- WHAT IS NEEDED -
Among the lines of the records below, copy those that hold the word "particolare".

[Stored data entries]
--------

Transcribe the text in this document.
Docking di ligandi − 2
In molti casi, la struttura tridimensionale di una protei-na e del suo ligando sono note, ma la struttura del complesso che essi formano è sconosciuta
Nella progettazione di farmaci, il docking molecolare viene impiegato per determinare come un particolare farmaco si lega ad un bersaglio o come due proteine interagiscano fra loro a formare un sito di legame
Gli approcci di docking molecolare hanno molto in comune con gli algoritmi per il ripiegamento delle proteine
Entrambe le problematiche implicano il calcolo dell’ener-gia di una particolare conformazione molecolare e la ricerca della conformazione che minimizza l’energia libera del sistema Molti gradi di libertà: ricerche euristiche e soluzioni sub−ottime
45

--------

- SOLUTION -
Nella progettazione di farmaci, il docking molecolare viene impiegato per determinare come un particolare farmaco si lega ad un bersaglio o come due proteine interagiscano fra loro a formare un sito di legame
Entrambe le problematiche implicano il calcolo dell’ener-gia di una particolare conformazione molecolare e la ricerca della conformazione che minimizza l’energia libera del sistema Molti gradi di libertà: ricerche euristiche e soluzioni sub−ottime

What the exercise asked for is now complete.